- [EXERCISE DESCRIPTION]
Copy out all the lines exactly. Omit pictures.
----
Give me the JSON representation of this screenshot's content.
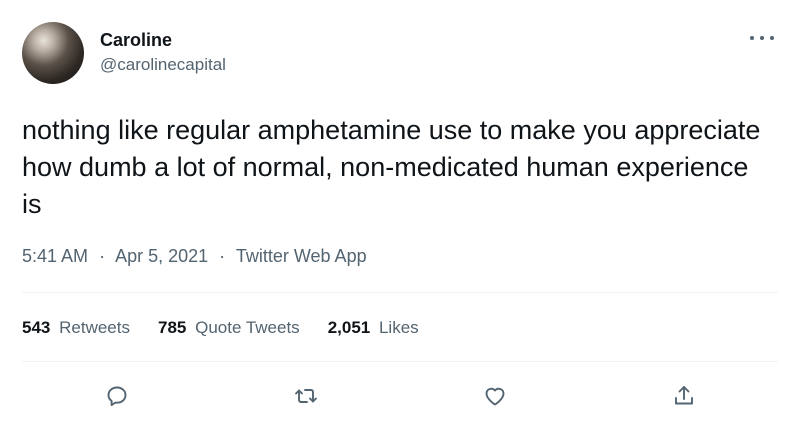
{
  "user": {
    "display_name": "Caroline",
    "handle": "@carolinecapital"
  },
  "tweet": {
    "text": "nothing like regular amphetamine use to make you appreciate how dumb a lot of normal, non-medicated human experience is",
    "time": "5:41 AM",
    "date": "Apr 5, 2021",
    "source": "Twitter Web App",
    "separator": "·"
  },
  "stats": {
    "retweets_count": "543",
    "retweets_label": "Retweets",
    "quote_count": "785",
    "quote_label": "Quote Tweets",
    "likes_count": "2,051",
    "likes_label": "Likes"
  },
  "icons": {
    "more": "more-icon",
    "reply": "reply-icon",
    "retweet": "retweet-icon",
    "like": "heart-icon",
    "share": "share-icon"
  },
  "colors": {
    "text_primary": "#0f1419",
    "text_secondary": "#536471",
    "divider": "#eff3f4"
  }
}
----
- [ANSWER BELOW]
Give me the JSON representation of this screenshot's content.
{
  "user": {
    "display_name": "Caroline",
    "handle": "@carolinecapital"
  },
  "tweet": {
    "text": "nothing like regular amphetamine use to make you appreciate how dumb a lot of normal, non-medicated human experience is",
    "time": "5:41 AM",
    "date": "Apr 5, 2021",
    "source": "Twitter Web App",
    "separator": "·"
  },
  "stats": {
    "retweets_count": "543",
    "retweets_label": "Retweets",
    "quote_count": "785",
    "quote_label": "Quote Tweets",
    "likes_count": "2,051",
    "likes_label": "Likes"
  },
  "icons": {
    "more": "more-icon",
    "reply": "reply-icon",
    "retweet": "retweet-icon",
    "like": "heart-icon",
    "share": "share-icon"
  },
  "colors": {
    "text_primary": "#0f1419",
    "text_secondary": "#536471",
    "divider": "#eff3f4"
  }
}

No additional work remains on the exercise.